## [TASK STATEMENT]
Reproduce the lines of the listing below, starting with its first line and continuing through the line that contains "polygon-icon — [174, 17, 188, 31]", with both ends included.
---------- EXCERPTED DATA
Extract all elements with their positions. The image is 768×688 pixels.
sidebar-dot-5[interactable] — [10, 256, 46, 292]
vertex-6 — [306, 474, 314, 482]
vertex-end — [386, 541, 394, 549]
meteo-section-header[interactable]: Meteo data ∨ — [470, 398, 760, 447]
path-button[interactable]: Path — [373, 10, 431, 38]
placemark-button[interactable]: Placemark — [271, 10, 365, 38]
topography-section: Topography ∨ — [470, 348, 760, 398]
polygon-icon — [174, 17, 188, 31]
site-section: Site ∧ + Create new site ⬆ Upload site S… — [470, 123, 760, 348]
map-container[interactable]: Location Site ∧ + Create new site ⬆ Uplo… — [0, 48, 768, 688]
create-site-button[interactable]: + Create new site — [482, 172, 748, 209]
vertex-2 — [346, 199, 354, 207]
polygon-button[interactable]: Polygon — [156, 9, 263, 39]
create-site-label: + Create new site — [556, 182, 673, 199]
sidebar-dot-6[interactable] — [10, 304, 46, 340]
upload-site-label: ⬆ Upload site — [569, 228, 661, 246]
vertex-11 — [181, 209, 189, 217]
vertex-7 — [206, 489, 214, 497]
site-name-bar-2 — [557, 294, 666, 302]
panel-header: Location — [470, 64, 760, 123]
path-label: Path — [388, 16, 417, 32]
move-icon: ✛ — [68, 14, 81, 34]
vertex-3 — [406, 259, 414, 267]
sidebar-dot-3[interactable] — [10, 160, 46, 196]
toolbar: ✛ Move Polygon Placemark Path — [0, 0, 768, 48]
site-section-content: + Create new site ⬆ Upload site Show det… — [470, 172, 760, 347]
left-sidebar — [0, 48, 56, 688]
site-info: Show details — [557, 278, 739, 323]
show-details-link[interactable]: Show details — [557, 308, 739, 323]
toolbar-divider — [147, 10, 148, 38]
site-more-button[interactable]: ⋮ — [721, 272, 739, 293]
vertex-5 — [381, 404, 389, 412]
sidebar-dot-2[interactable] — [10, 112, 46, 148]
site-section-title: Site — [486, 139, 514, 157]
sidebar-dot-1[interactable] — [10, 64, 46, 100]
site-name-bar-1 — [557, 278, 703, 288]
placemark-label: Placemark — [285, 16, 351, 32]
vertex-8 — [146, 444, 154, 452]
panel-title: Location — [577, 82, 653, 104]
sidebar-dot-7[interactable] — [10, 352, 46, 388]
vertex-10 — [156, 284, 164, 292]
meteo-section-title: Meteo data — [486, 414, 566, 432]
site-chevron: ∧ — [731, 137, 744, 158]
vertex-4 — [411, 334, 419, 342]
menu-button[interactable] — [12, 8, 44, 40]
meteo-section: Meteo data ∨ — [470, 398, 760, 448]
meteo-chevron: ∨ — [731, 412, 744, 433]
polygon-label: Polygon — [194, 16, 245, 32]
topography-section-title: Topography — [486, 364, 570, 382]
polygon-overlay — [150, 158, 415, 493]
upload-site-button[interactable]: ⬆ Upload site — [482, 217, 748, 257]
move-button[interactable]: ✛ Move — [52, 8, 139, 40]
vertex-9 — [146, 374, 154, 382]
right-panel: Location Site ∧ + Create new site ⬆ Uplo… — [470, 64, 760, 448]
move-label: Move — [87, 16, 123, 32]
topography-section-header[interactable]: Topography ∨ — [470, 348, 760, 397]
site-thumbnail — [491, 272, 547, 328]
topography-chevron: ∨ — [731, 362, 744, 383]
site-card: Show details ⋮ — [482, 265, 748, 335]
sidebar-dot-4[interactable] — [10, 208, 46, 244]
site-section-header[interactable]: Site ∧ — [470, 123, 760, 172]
--------------------
## [THE SOLUTION]
Extract all elements with their positions. The image is 768×688 pixels.
sidebar-dot-5[interactable] — [10, 256, 46, 292]
vertex-6 — [306, 474, 314, 482]
vertex-end — [386, 541, 394, 549]
meteo-section-header[interactable]: Meteo data ∨ — [470, 398, 760, 447]
path-button[interactable]: Path — [373, 10, 431, 38]
placemark-button[interactable]: Placemark — [271, 10, 365, 38]
topography-section: Topography ∨ — [470, 348, 760, 398]
polygon-icon — [174, 17, 188, 31]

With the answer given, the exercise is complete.